WRITTEN PROBLEM: Leave out all pictures and retype exactly the lines from the one with "Decode this image" through the last line of the material.

Stored data:
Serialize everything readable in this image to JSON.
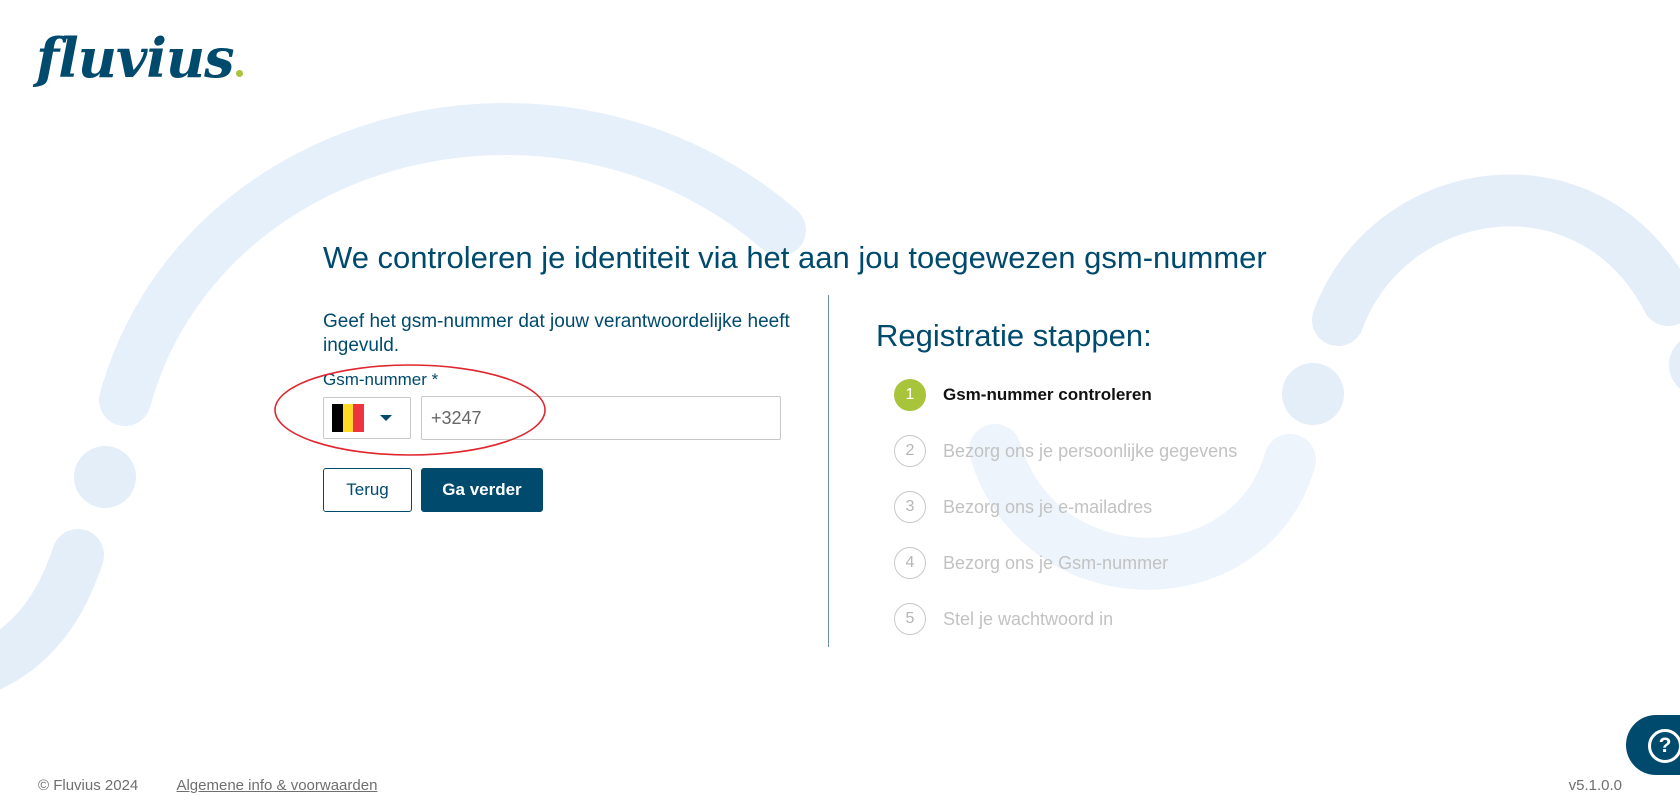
{
  "brand": {
    "logo_text": "fluvius",
    "primary_color": "#004a6e",
    "accent_color": "#a8c43a"
  },
  "page": {
    "title": "We controleren je identiteit via het aan jou toegewezen gsm-nummer"
  },
  "form": {
    "instruction": "Geef het gsm-nummer dat jouw verantwoordelijke heeft ingevuld.",
    "phone_label": "Gsm-nummer *",
    "country_icon": "belgium-flag-icon",
    "phone_placeholder": "+3247",
    "back_label": "Terug",
    "next_label": "Ga verder"
  },
  "steps": {
    "title": "Registratie stappen:",
    "active_index": 0,
    "items": [
      {
        "number": "1",
        "label": "Gsm-nummer controleren"
      },
      {
        "number": "2",
        "label": "Bezorg ons je persoonlijke gegevens"
      },
      {
        "number": "3",
        "label": "Bezorg ons je e-mailadres"
      },
      {
        "number": "4",
        "label": "Bezorg ons je Gsm-nummer"
      },
      {
        "number": "5",
        "label": "Stel je wachtwoord in"
      }
    ]
  },
  "footer": {
    "copyright": "© Fluvius 2024",
    "terms_link": "Algemene info & voorwaarden",
    "version": "v5.1.0.0"
  },
  "help": {
    "icon": "help-icon",
    "glyph": "?"
  }
}
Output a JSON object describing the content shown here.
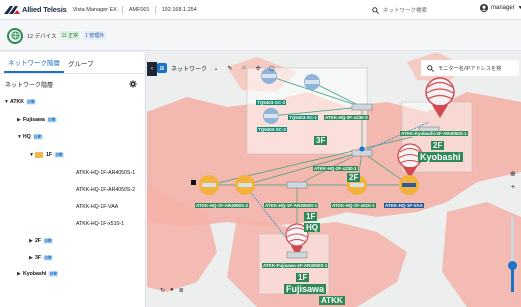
{
  "header": {
    "brand": "Allied Telesis",
    "product": "Vista Manager EX",
    "amf": "AMF001",
    "ip": "192.168.1.254",
    "search_placeholder": "ネットワーク検索",
    "user": "manager"
  },
  "status": {
    "devices": "12 デバイス",
    "normal": "11 正常",
    "managed": "1 管理外"
  },
  "left_panel": {
    "tabs": [
      "ネットワーク階層",
      "グループ"
    ],
    "title": "ネットワーク階層",
    "tree": [
      {
        "label": "ATKK",
        "badge": "自動",
        "arrow": "▼"
      },
      {
        "label": "Fujisawa",
        "badge": "自動",
        "arrow": "▶"
      },
      {
        "label": "HQ",
        "badge": "自動",
        "arrow": "▼"
      },
      {
        "label": "1F",
        "badge": "自動",
        "arrow": "▼"
      },
      {
        "label": "ATKK-HQ-1F-AR4050S-1",
        "badge": "",
        "arrow": ""
      },
      {
        "label": "ATKK-HQ-1F-AR4050S-2",
        "badge": "",
        "arrow": ""
      },
      {
        "label": "ATKK-HQ-1F-VAA",
        "badge": "",
        "arrow": ""
      },
      {
        "label": "ATKK-HQ-1F-x510-1",
        "badge": "",
        "arrow": ""
      },
      {
        "label": "2F",
        "badge": "自動",
        "arrow": "▶"
      },
      {
        "label": "3F",
        "badge": "自動",
        "arrow": "▶"
      },
      {
        "label": "Kyobashi",
        "badge": "自動",
        "arrow": "▶"
      }
    ]
  },
  "map": {
    "toolbar_dropdown": "ネットワーク",
    "search_placeholder": "モニター名/IPアドレスを検",
    "nodes": {
      "sc3": "TQ5403-SC-3",
      "sc1": "TQ5403-SC-1",
      "sc2": "TQ5403-SC-2",
      "hq3f_x230": "ATKK-HQ-3F-x230-3",
      "hq2f_x230": "ATKK-HQ-2F-x230-1",
      "kyobashi_ar": "ATKK-Kyobashi-2F-AR4050S-1",
      "hq1f_ar2": "ATKK-HQ-1F-AR4050S-2",
      "hq1f_ar1": "ATKK-HQ-1F-AR4050S-1",
      "hq1f_x510": "ATKK-HQ-1F-x510-1",
      "hq1f_vaa": "ATKK-HQ-1F-VAA",
      "fujisawa_ar": "ATKK-Fujisawa-1F-AR4050S-1"
    },
    "floor_labels": {
      "f3": "3F",
      "f2": "2F",
      "kyobashi": "Kyobashi",
      "f1": "1F",
      "hq": "HQ",
      "fujisawa_1f": "1F",
      "fujisawa": "Fujisawa",
      "atkk": "ATKK"
    }
  },
  "colors": {
    "accent": "#1a73c7",
    "ok": "#2e8b57",
    "node_label": "#2e8b57",
    "map_red": "#f4b1a8"
  }
}
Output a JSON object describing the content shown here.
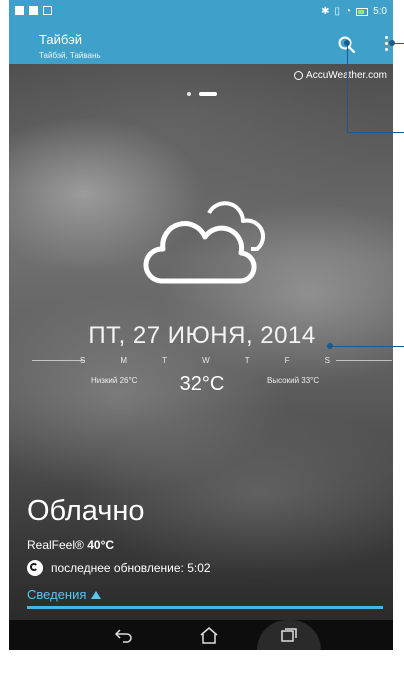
{
  "colors": {
    "accent": "#3fa1c9",
    "details_link": "#58c7f1",
    "callout": "#1a5a92"
  },
  "status_bar": {
    "time": "5:0"
  },
  "header": {
    "city": "Тайбэй",
    "region": "Тайбэй, Тайвань",
    "search_icon": "search-icon",
    "more_icon": "more-vert-icon"
  },
  "provider": {
    "label": "AccuWeather.com"
  },
  "pager": {
    "pages": 2,
    "active_index": 1
  },
  "forecast": {
    "icon": "cloudy-icon",
    "date": "ПТ, 27 ИЮНЯ, 2014",
    "days": [
      "S",
      "M",
      "T",
      "W",
      "T",
      "F",
      "S"
    ],
    "low": "Низкий 26°C",
    "temperature": "32°C",
    "high": "Высокий 33°C"
  },
  "details": {
    "condition": "Облачно",
    "realfeel_label": "RealFeel®",
    "realfeel_value": "40°C",
    "last_update": "последнее обновление: 5:02",
    "more_link": "Сведения"
  },
  "nav": {
    "back_icon": "back-icon",
    "home_icon": "home-icon",
    "recent_icon": "recent-apps-icon"
  }
}
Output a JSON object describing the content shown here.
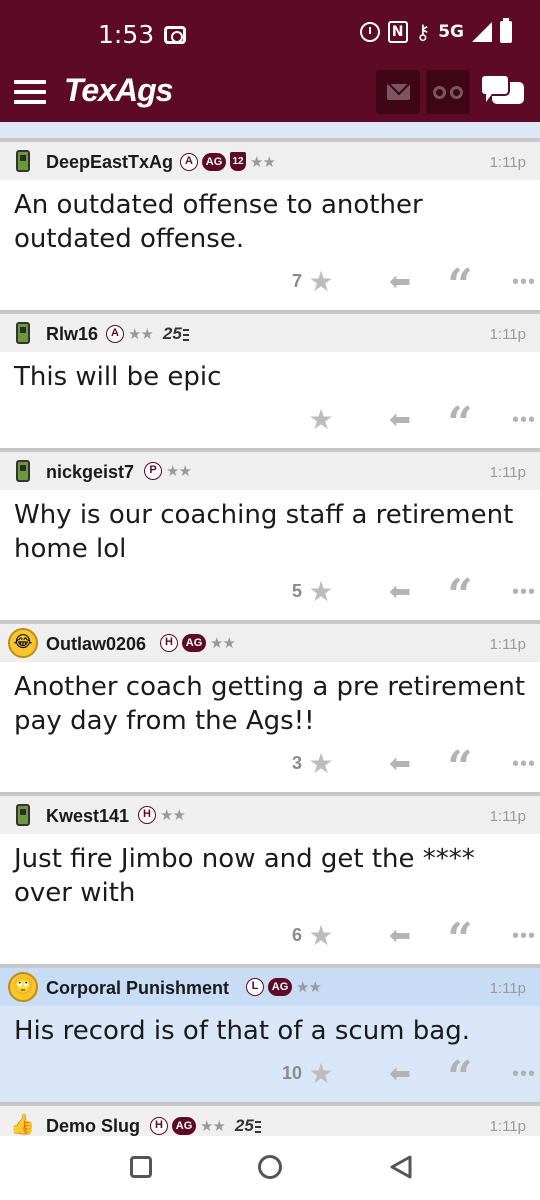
{
  "status_bar": {
    "time": "1:53",
    "network": "5G"
  },
  "app_bar": {
    "logo": "TexAgs"
  },
  "posts": [
    {
      "username": "DeepEastTxAg",
      "avatar": "phone",
      "badges": [
        "A",
        "AG",
        "12",
        "★★"
      ],
      "time": "1:11p",
      "text": "An outdated offense to another outdated offense.",
      "star_count": "7",
      "highlight": false
    },
    {
      "username": "Rlw16",
      "avatar": "phone",
      "badges": [
        "A",
        "★★",
        "25"
      ],
      "time": "1:11p",
      "text": "This will be epic",
      "star_count": "",
      "highlight": false
    },
    {
      "username": "nickgeist7",
      "avatar": "phone",
      "badges": [
        "P",
        "★★"
      ],
      "time": "1:11p",
      "text": "Why is our coaching staff a retirement home lol",
      "star_count": "5",
      "highlight": false
    },
    {
      "username": "Outlaw0206",
      "avatar": "laughing-emoji",
      "badges": [
        "H",
        "AG",
        "★★"
      ],
      "time": "1:11p",
      "text": "Another coach getting a pre retirement pay day from the Ags!!",
      "star_count": "3",
      "highlight": false
    },
    {
      "username": "Kwest141",
      "avatar": "phone",
      "badges": [
        "H",
        "★★"
      ],
      "time": "1:11p",
      "text": "Just fire Jimbo now and get the **** over with",
      "star_count": "6",
      "highlight": false
    },
    {
      "username": "Corporal Punishment",
      "avatar": "rolling-eyes-emoji",
      "badges": [
        "L",
        "AG",
        "★★"
      ],
      "time": "1:11p",
      "text": "His record is of that of a scum bag.",
      "star_count": "10",
      "highlight": true
    },
    {
      "username": "Demo Slug",
      "avatar": "thumbs-hand",
      "badges": [
        "H",
        "AG",
        "★★",
        "25"
      ],
      "time": "1:11p",
      "text": "",
      "star_count": "",
      "highlight": false
    }
  ],
  "icons": {
    "menu": "hamburger-icon",
    "mail": "mail-icon",
    "watch": "binoculars-icon",
    "chat": "chat-bubbles-icon",
    "star": "star-icon",
    "reply": "reply-arrow-icon",
    "quote": "quote-icon",
    "more": "more-dots-icon"
  },
  "colors": {
    "brand": "#5c0a25",
    "highlight": "#d8e6f8"
  }
}
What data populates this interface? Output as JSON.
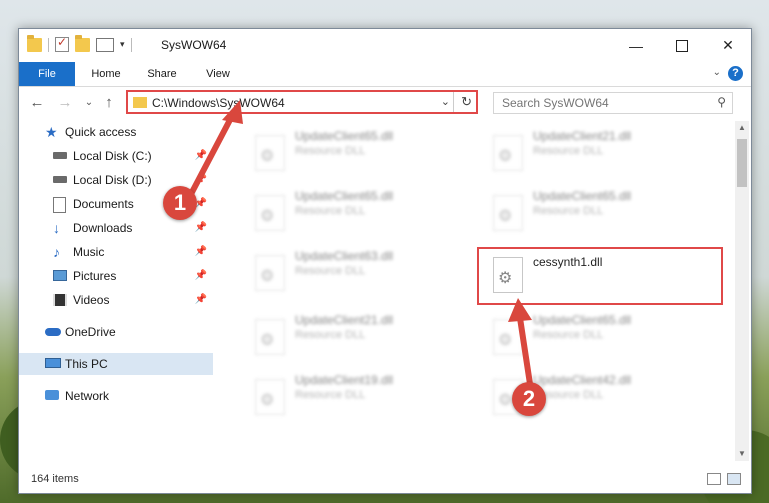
{
  "window": {
    "title": "SysWOW64"
  },
  "ribbon": {
    "tabs": [
      "File",
      "Home",
      "Share",
      "View"
    ],
    "help_icon": "help-icon"
  },
  "navigation": {
    "back_icon": "back-arrow-icon",
    "forward_icon": "forward-arrow-icon",
    "recent_icon": "chevron-down-icon",
    "up_icon": "up-arrow-icon",
    "address": "C:\\Windows\\SysWOW64",
    "search_placeholder": "Search SysWOW64"
  },
  "sidebar": {
    "items": [
      {
        "label": "Quick access",
        "icon": "star-icon",
        "pinned": false
      },
      {
        "label": "Local Disk (C:)",
        "icon": "drive-icon",
        "pinned": true
      },
      {
        "label": "Local Disk (D:)",
        "icon": "drive-icon",
        "pinned": true
      },
      {
        "label": "Documents",
        "icon": "documents-icon",
        "pinned": true
      },
      {
        "label": "Downloads",
        "icon": "downloads-icon",
        "pinned": true
      },
      {
        "label": "Music",
        "icon": "music-icon",
        "pinned": true
      },
      {
        "label": "Pictures",
        "icon": "pictures-icon",
        "pinned": true
      },
      {
        "label": "Videos",
        "icon": "videos-icon",
        "pinned": true
      },
      {
        "label": "OneDrive",
        "icon": "cloud-icon",
        "pinned": false
      },
      {
        "label": "This PC",
        "icon": "computer-icon",
        "pinned": false,
        "selected": true
      },
      {
        "label": "Network",
        "icon": "network-icon",
        "pinned": false
      }
    ]
  },
  "files": [
    {
      "name": "UpdateClient65.dll",
      "type": "Resource DLL",
      "blurred": true
    },
    {
      "name": "UpdateClient21.dll",
      "type": "Resource DLL",
      "blurred": true
    },
    {
      "name": "UpdateClient65.dll",
      "type": "Resource DLL",
      "blurred": true
    },
    {
      "name": "UpdateClient65.dll",
      "type": "Resource DLL",
      "blurred": true
    },
    {
      "name": "UpdateClient63.dll",
      "type": "Resource DLL",
      "blurred": true
    },
    {
      "name": "cessynth1.dll",
      "type": "",
      "blurred": false,
      "highlighted": true
    },
    {
      "name": "UpdateClient21.dll",
      "type": "Resource DLL",
      "blurred": true
    },
    {
      "name": "UpdateClient65.dll",
      "type": "Resource DLL",
      "blurred": true
    },
    {
      "name": "UpdateClient19.dll",
      "type": "Resource DLL",
      "blurred": true
    },
    {
      "name": "UpdateClient42.dll",
      "type": "Resource DLL",
      "blurred": true
    }
  ],
  "status": {
    "item_count": "164 items"
  },
  "annotations": {
    "step1": "1",
    "step2": "2",
    "color": "#d9473d"
  }
}
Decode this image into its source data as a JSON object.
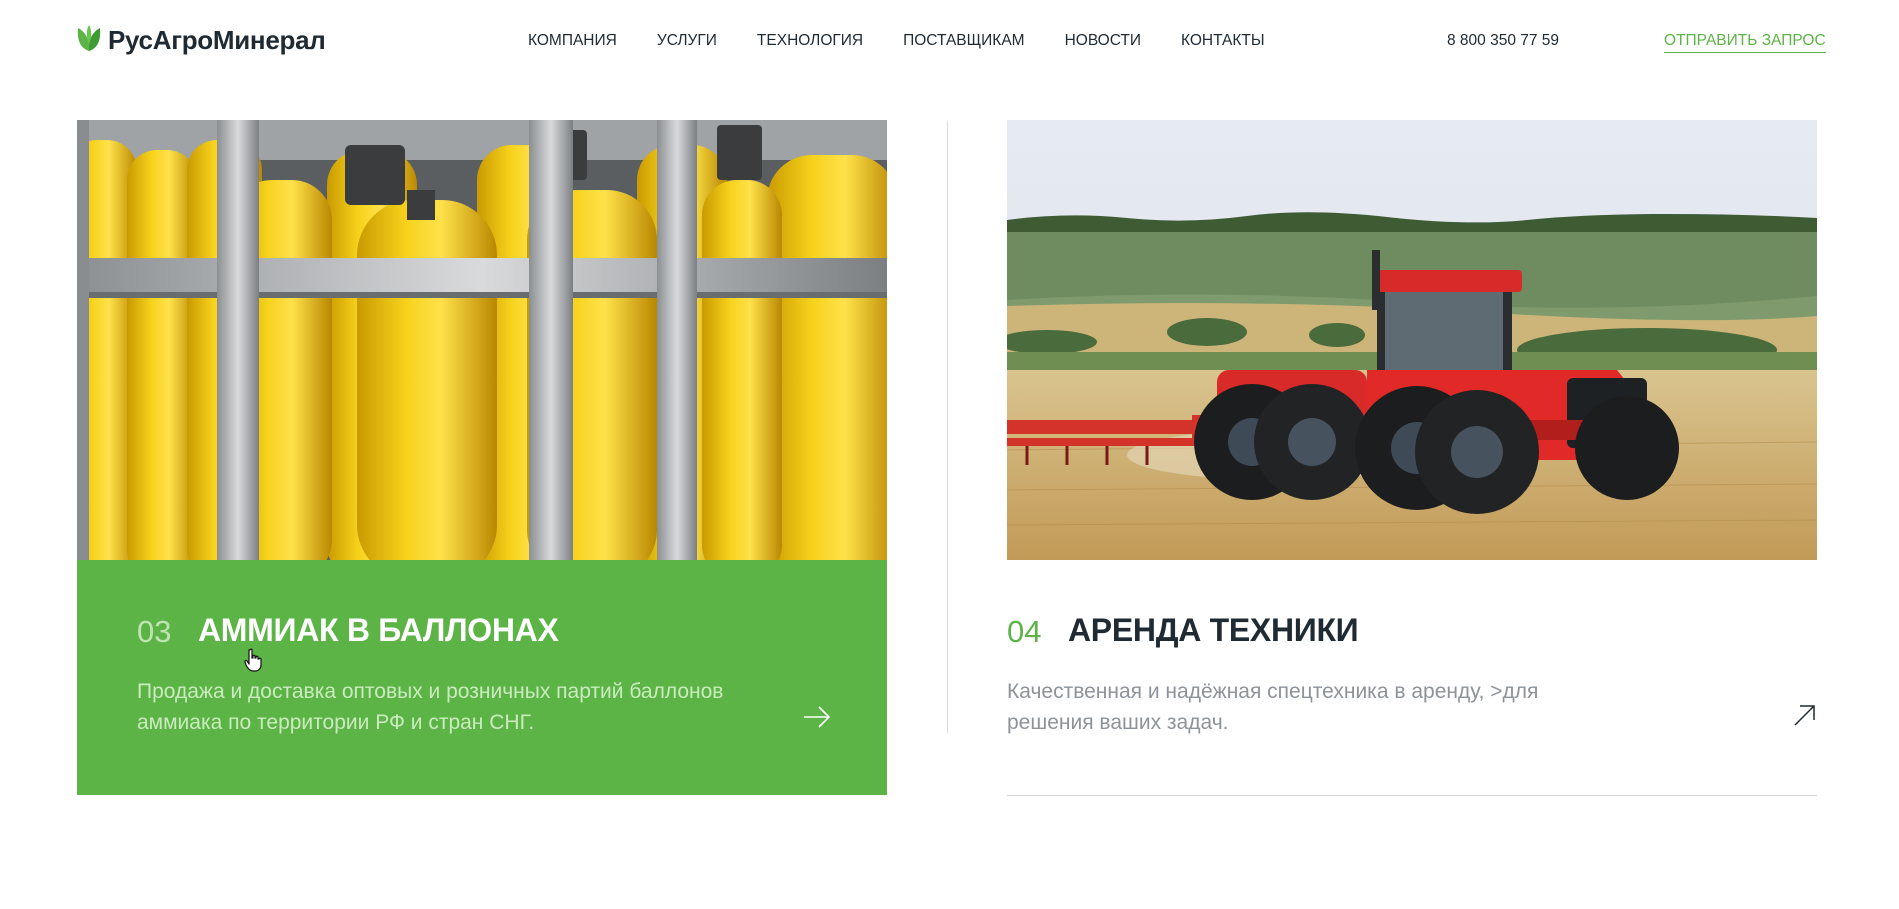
{
  "header": {
    "logo_text": "РусАгроМинерал",
    "nav": [
      {
        "label": "КОМПАНИЯ"
      },
      {
        "label": "УСЛУГИ"
      },
      {
        "label": "ТЕХНОЛОГИЯ"
      },
      {
        "label": "ПОСТАВЩИКАМ"
      },
      {
        "label": "НОВОСТИ"
      },
      {
        "label": "КОНТАКТЫ"
      }
    ],
    "phone": "8 800 350 77 59",
    "request_label": "ОТПРАВИТЬ ЗАПРОС"
  },
  "services": [
    {
      "number": "03",
      "title": "АММИАК В БАЛЛОНАХ",
      "description": "Продажа и доставка оптовых и розничных партий баллонов аммиака по территории РФ и стран СНГ.",
      "image": "yellow-gas-cylinders",
      "active": true
    },
    {
      "number": "04",
      "title": "АРЕНДА ТЕХНИКИ",
      "description": "Качественная и надёжная спецтехника в аренду, >для решения ваших задач.",
      "image": "red-tractor-in-field",
      "active": false
    }
  ],
  "colors": {
    "accent": "#5db446",
    "text": "#1f2a33",
    "muted": "#8e9399"
  },
  "icons": [
    "logo-leaf-icon",
    "arrow-right-icon",
    "arrow-up-right-icon",
    "hand-cursor-icon"
  ]
}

EXERCISE RESPONSE:
Decode this image into its source data as a JSON object.
{
  "header": {
    "logo_text": "РусАгроМинерал",
    "nav": [
      {
        "label": "КОМПАНИЯ"
      },
      {
        "label": "УСЛУГИ"
      },
      {
        "label": "ТЕХНОЛОГИЯ"
      },
      {
        "label": "ПОСТАВЩИКАМ"
      },
      {
        "label": "НОВОСТИ"
      },
      {
        "label": "КОНТАКТЫ"
      }
    ],
    "phone": "8 800 350 77 59",
    "request_label": "ОТПРАВИТЬ ЗАПРОС"
  },
  "services": [
    {
      "number": "03",
      "title": "АММИАК В БАЛЛОНАХ",
      "description": "Продажа и доставка оптовых и розничных партий баллонов аммиака по территории РФ и стран СНГ.",
      "image": "yellow-gas-cylinders",
      "active": true
    },
    {
      "number": "04",
      "title": "АРЕНДА ТЕХНИКИ",
      "description": "Качественная и надёжная спецтехника в аренду, >для решения ваших задач.",
      "image": "red-tractor-in-field",
      "active": false
    }
  ],
  "colors": {
    "accent": "#5db446",
    "text": "#1f2a33",
    "muted": "#8e9399"
  },
  "icons": [
    "logo-leaf-icon",
    "arrow-right-icon",
    "arrow-up-right-icon",
    "hand-cursor-icon"
  ]
}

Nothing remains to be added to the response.